• _What you will do_: Look through the records that follow. Copy every line containing the word "mustamlakachilarga".

• _Extracted entries_:
____

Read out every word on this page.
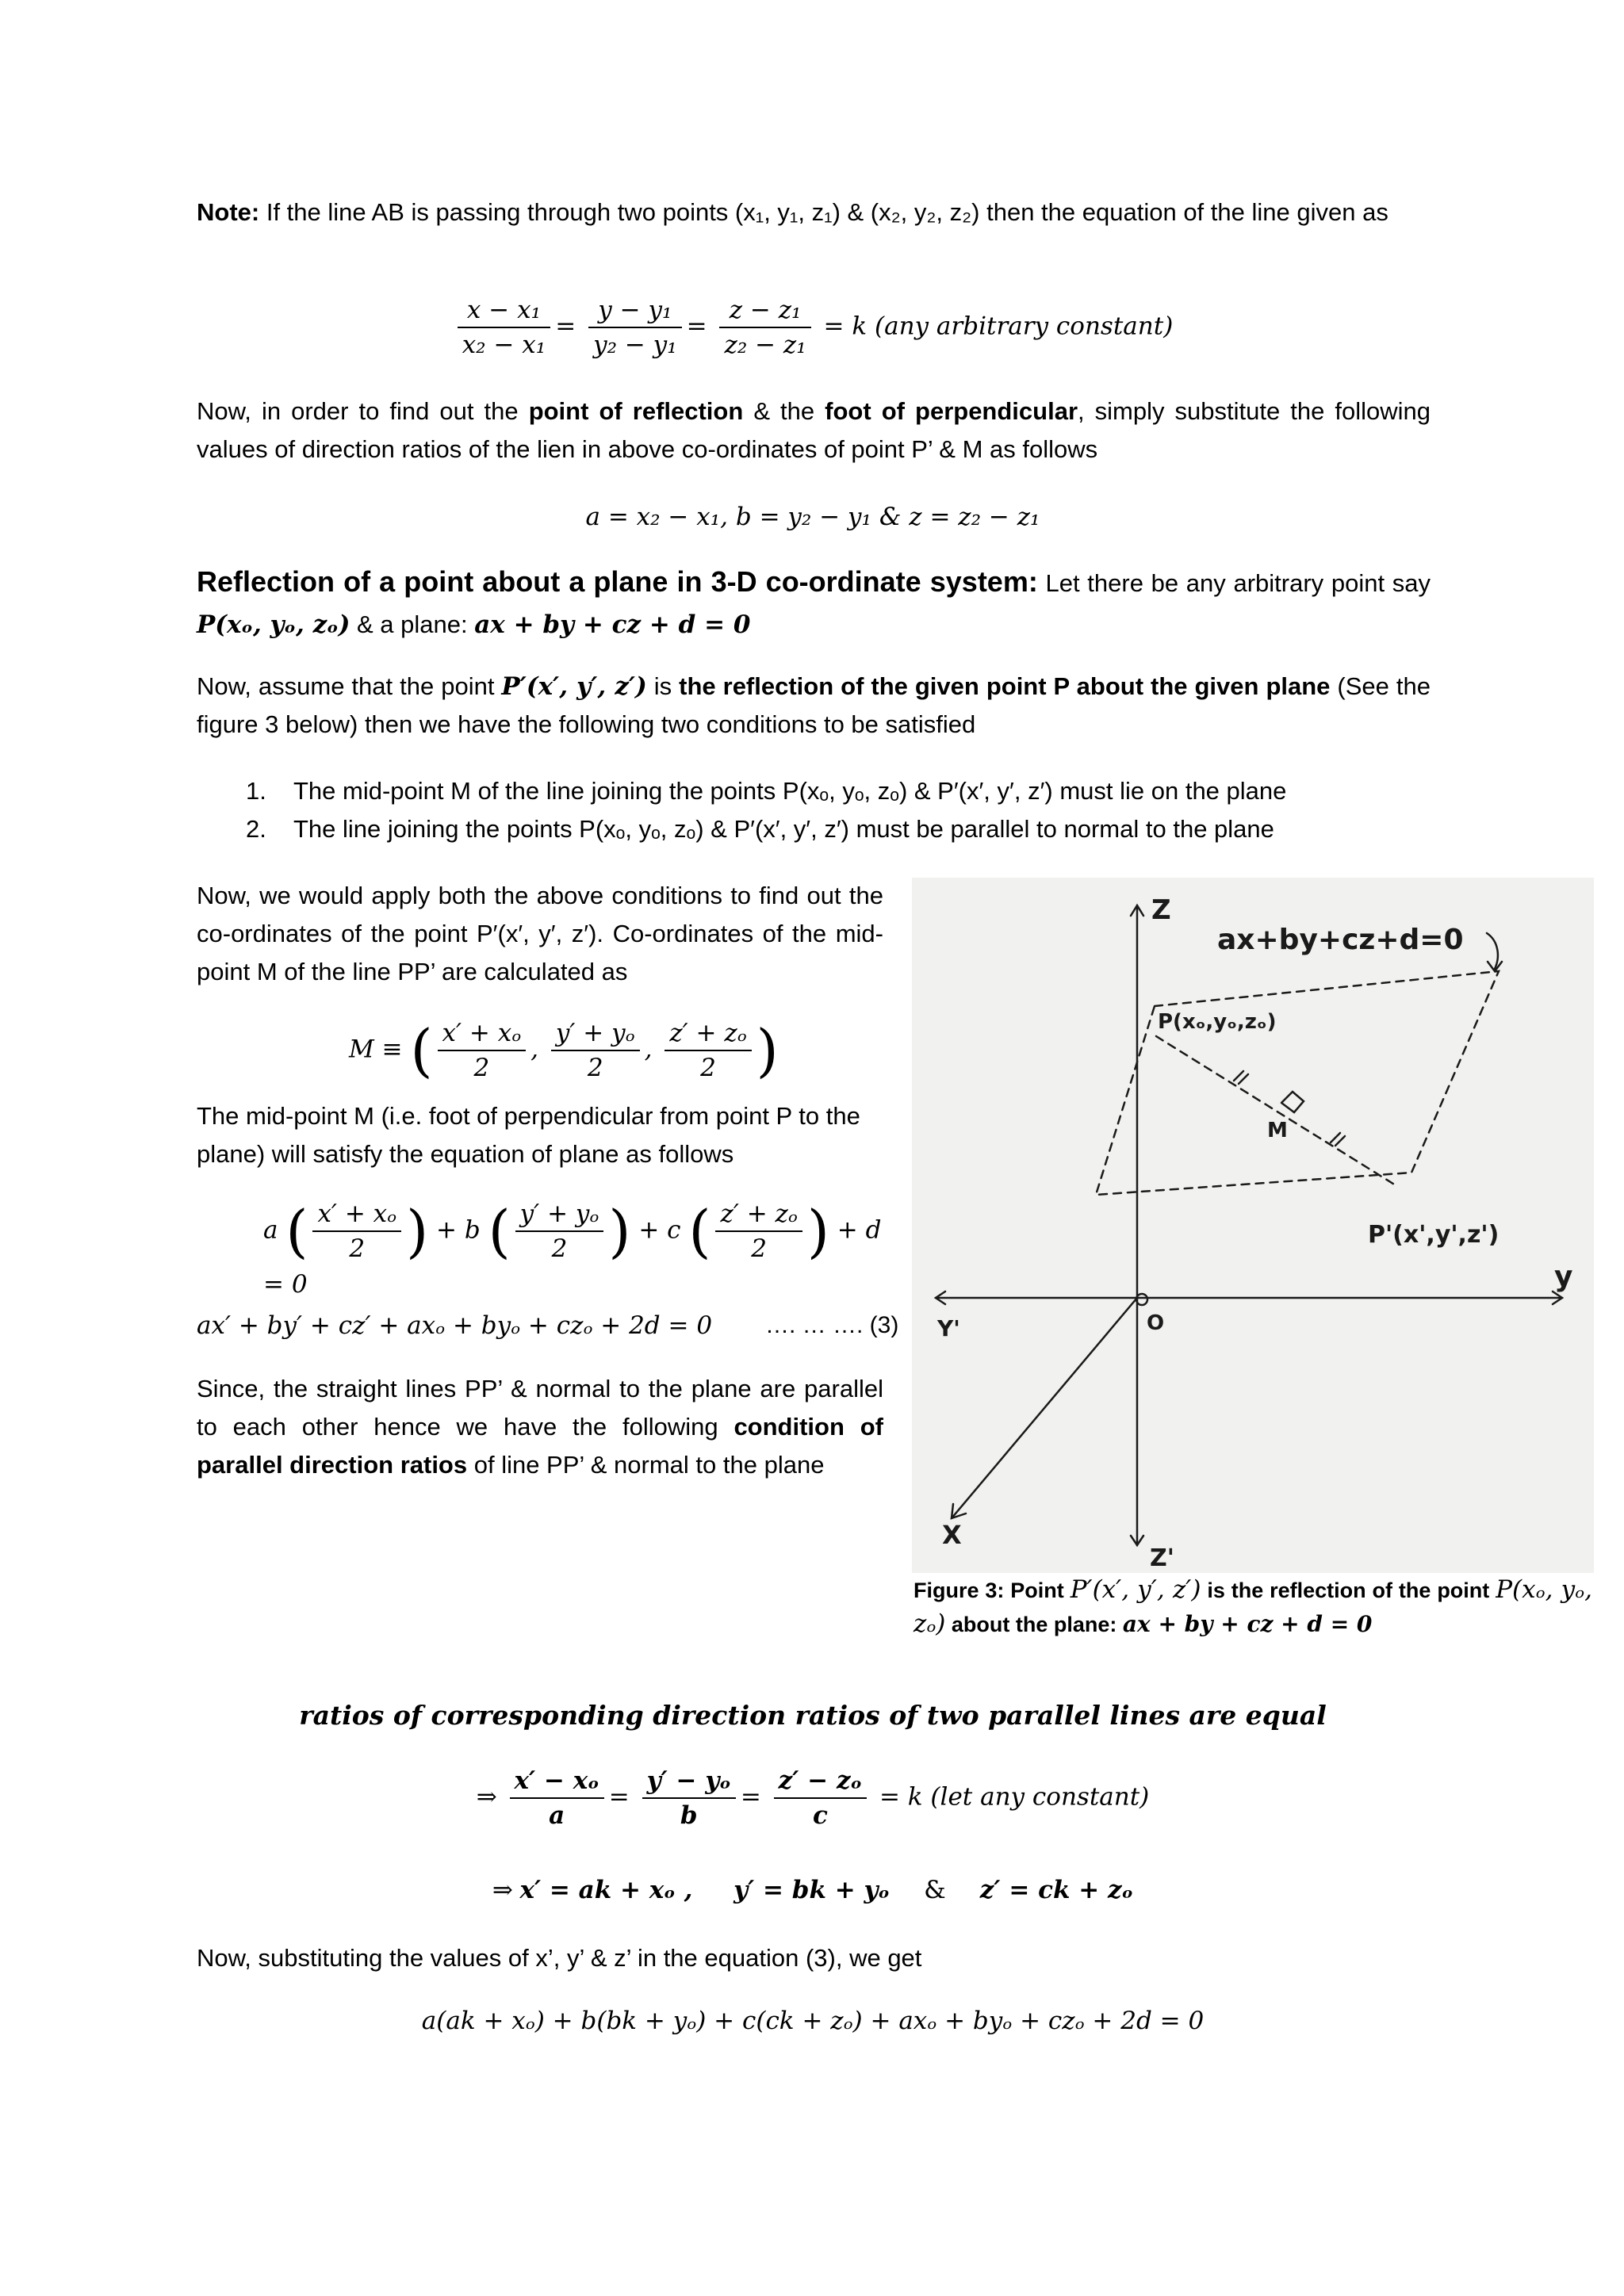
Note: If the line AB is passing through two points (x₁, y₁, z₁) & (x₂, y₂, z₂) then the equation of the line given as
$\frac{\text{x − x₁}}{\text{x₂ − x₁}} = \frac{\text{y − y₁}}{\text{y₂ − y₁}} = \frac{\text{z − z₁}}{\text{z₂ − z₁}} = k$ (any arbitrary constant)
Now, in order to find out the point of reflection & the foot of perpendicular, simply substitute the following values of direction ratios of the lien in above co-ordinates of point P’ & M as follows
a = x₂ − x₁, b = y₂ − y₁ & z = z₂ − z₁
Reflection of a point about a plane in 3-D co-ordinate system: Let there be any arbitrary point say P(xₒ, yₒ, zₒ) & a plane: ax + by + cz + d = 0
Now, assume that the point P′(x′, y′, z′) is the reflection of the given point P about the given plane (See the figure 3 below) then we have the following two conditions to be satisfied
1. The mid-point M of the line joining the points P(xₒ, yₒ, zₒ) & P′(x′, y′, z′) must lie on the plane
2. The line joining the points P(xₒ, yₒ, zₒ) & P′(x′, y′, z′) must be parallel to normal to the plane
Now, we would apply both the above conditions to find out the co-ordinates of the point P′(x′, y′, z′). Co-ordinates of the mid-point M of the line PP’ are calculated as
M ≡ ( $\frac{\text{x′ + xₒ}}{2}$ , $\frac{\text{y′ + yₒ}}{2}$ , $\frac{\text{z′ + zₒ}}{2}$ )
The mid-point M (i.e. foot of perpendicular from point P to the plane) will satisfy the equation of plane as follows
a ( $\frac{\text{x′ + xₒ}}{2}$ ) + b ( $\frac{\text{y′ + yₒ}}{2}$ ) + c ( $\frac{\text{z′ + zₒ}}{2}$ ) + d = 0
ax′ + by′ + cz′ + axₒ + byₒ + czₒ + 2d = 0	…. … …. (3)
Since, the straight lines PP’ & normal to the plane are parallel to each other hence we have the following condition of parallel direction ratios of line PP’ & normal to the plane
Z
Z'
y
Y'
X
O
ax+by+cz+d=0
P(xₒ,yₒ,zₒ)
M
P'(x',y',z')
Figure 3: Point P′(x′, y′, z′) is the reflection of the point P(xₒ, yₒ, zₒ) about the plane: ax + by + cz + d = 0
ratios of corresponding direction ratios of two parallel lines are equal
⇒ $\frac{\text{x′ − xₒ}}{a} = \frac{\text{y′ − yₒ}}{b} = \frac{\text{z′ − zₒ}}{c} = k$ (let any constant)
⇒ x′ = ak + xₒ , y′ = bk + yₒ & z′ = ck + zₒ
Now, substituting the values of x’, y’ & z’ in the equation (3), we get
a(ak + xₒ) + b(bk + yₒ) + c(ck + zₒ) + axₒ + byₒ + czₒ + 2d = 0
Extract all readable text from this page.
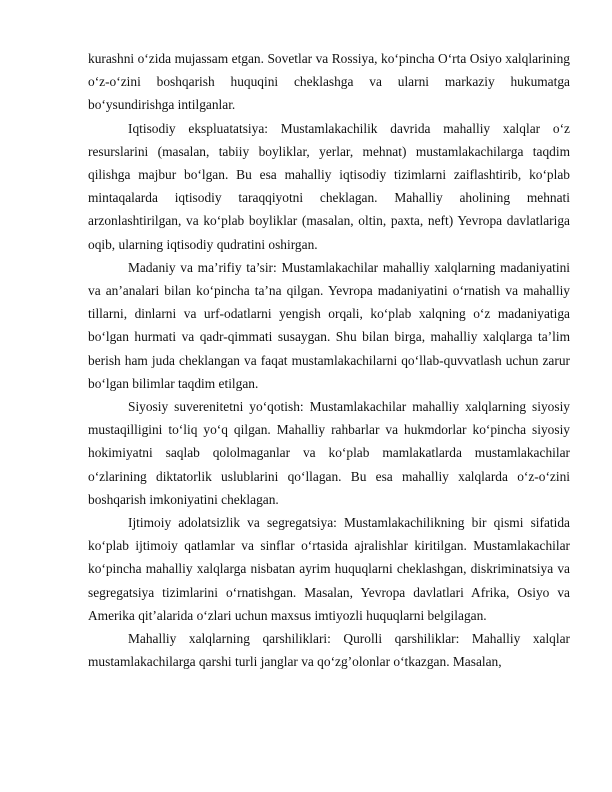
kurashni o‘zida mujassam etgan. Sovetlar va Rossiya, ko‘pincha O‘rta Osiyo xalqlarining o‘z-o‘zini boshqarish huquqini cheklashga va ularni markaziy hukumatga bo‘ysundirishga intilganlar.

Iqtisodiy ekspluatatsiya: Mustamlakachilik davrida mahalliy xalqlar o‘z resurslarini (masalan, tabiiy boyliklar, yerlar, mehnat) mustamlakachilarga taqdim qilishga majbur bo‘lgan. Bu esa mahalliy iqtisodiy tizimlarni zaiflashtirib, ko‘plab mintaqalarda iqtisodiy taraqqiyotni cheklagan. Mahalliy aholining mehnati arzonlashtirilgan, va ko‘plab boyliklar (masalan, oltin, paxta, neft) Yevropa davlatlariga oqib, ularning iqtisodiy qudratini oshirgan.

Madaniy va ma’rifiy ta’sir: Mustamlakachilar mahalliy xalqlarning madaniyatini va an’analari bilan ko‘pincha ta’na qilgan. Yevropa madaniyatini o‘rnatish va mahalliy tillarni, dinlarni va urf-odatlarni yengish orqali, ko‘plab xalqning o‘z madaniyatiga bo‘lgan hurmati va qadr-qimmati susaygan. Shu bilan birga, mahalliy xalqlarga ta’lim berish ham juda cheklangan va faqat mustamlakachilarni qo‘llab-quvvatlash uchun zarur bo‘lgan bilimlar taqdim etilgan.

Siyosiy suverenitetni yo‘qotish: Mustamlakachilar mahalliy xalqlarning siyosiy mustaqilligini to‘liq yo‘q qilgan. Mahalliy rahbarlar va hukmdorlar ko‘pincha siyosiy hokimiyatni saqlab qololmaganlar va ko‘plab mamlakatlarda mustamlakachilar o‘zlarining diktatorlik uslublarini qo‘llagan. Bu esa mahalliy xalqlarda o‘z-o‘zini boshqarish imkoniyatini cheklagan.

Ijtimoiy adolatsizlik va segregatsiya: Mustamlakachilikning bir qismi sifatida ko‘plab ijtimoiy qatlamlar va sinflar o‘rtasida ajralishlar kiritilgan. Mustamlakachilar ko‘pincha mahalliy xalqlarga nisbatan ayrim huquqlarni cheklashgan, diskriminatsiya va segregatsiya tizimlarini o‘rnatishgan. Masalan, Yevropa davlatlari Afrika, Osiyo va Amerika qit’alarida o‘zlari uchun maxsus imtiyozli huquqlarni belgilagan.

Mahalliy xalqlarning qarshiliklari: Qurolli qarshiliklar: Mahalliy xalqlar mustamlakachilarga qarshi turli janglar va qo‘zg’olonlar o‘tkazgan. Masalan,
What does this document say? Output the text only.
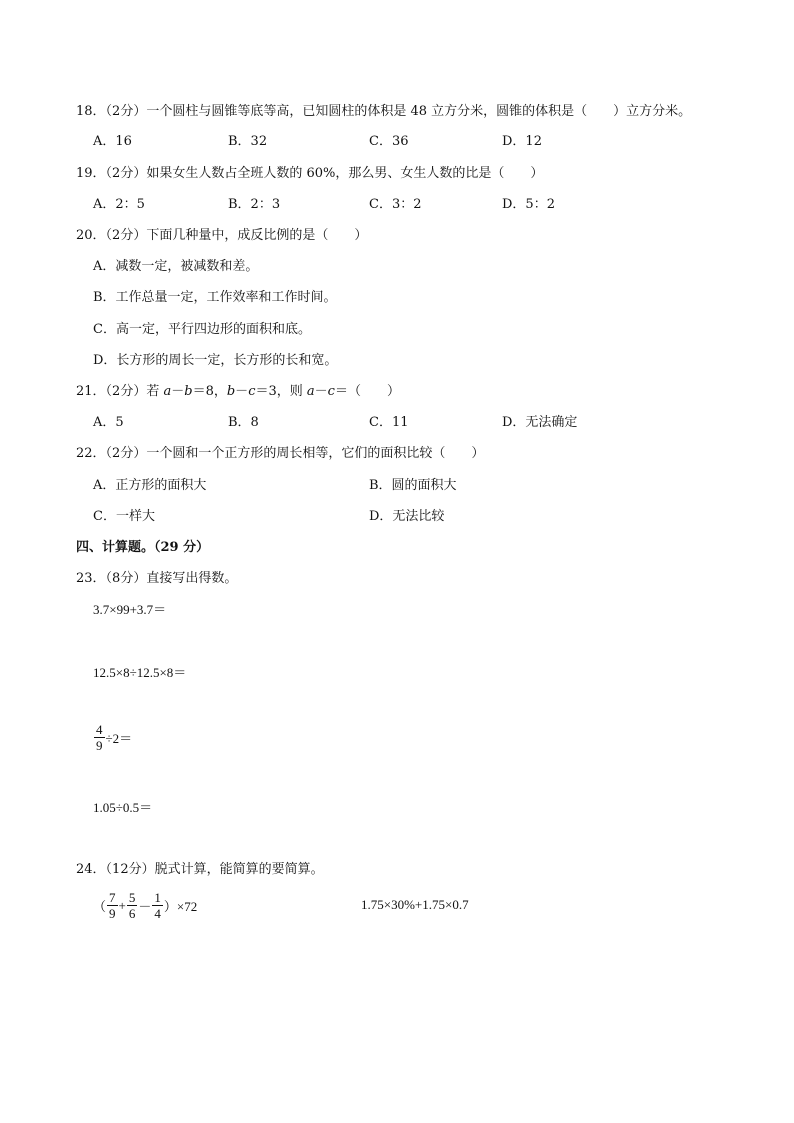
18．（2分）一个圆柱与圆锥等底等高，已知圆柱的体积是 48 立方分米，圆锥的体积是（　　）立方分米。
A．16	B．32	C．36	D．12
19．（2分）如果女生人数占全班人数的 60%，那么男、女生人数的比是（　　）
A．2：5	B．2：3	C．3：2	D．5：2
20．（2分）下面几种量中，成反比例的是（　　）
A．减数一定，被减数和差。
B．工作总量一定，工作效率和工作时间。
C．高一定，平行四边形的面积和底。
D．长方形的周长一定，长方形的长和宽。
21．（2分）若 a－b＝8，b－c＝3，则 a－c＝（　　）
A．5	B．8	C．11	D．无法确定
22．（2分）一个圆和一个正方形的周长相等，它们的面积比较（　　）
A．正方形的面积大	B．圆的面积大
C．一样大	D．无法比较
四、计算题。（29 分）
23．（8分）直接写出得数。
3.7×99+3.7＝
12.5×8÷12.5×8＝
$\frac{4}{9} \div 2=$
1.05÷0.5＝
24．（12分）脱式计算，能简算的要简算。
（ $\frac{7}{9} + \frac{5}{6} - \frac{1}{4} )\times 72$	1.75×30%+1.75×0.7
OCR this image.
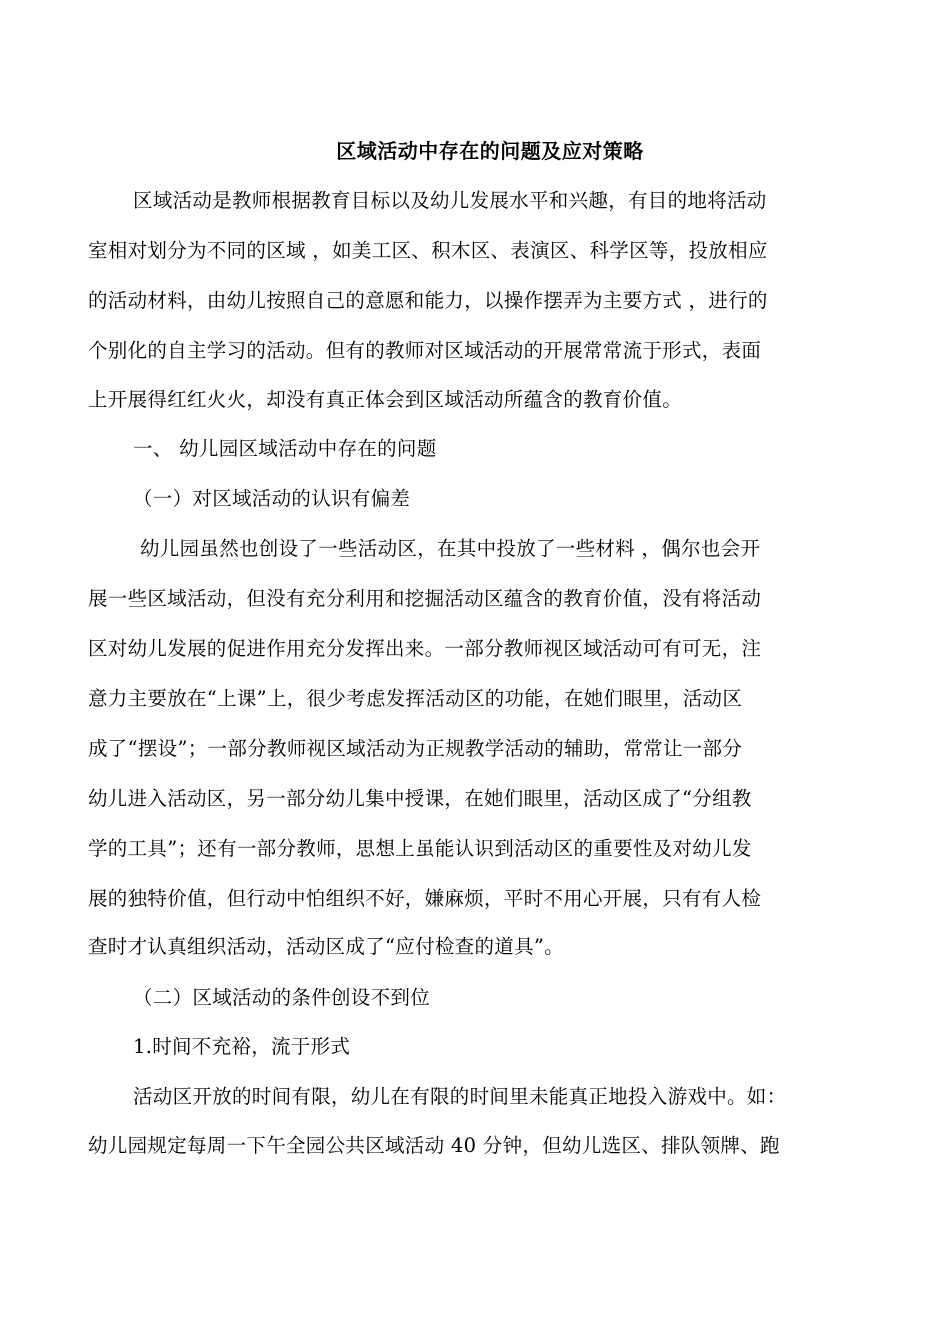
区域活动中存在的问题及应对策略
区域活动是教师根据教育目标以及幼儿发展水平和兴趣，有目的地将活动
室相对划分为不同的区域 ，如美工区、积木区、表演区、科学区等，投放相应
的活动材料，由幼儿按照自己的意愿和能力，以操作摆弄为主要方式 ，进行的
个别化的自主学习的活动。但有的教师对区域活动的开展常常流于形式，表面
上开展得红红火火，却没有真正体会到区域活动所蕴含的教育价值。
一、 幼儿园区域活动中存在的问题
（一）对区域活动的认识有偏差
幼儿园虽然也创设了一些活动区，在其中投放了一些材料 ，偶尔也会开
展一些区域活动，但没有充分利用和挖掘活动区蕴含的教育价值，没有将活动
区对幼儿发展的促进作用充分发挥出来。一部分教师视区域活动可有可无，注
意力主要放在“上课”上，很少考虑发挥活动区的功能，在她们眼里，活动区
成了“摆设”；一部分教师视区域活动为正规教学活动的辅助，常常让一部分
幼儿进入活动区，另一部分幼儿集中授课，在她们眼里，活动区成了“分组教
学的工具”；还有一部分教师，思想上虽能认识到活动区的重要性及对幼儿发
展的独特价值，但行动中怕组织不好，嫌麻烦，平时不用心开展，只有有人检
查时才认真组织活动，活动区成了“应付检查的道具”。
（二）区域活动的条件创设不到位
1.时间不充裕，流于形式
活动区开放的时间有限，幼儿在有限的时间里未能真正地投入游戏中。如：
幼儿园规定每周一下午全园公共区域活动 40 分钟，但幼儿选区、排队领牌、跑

____

• _Written answer_:
Iqtisodiy ekspluatatsiya: Mustamlakachilik davrida mahalliy xalqlar o‘z resurslarini (masalan, tabiiy boyliklar, yerlar, mehnat) mustamlakachilarga taqdim qilishga majbur bo‘lgan. Bu esa mahalliy iqtisodiy tizimlarni zaiflashtirib, ko‘plab mintaqalarda iqtisodiy taraqqiyotni cheklagan. Mahalliy aholining mehnati arzonlashtirilgan, va ko‘plab boyliklar (masalan, oltin, paxta, neft) Yevropa davlatlariga oqib, ularning iqtisodiy qudratini oshirgan.
Mahalliy xalqlarning qarshiliklari: Qurolli qarshiliklar: Mahalliy xalqlar mustamlakachilarga qarshi turli janglar va qo‘zg’olonlar o‘tkazgan. Masalan,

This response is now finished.